What to do –
Show each line from the listing that includes the word "program".

Entries supplied –
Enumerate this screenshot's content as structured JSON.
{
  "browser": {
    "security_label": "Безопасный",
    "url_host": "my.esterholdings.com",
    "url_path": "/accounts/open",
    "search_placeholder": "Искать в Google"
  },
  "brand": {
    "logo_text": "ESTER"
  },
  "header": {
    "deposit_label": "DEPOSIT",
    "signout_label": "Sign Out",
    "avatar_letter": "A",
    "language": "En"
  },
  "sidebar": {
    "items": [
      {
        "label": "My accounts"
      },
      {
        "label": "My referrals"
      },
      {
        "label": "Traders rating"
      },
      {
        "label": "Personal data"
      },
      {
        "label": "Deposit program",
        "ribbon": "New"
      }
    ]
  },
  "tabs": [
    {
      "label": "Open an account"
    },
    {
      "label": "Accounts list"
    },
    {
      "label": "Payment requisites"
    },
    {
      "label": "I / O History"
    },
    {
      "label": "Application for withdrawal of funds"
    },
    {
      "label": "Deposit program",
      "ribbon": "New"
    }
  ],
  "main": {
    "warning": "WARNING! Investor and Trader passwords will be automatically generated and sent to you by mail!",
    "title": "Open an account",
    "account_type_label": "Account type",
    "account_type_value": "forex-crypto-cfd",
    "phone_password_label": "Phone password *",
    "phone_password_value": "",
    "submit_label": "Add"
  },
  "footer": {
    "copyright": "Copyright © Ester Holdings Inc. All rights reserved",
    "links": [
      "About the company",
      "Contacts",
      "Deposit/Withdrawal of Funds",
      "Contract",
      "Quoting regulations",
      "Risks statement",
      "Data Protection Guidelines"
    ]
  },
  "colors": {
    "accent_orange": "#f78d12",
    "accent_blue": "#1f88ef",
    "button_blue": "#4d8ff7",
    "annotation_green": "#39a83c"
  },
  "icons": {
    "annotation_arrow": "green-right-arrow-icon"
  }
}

Finished answer –
        "label": "Deposit program",
      "label": "Deposit program",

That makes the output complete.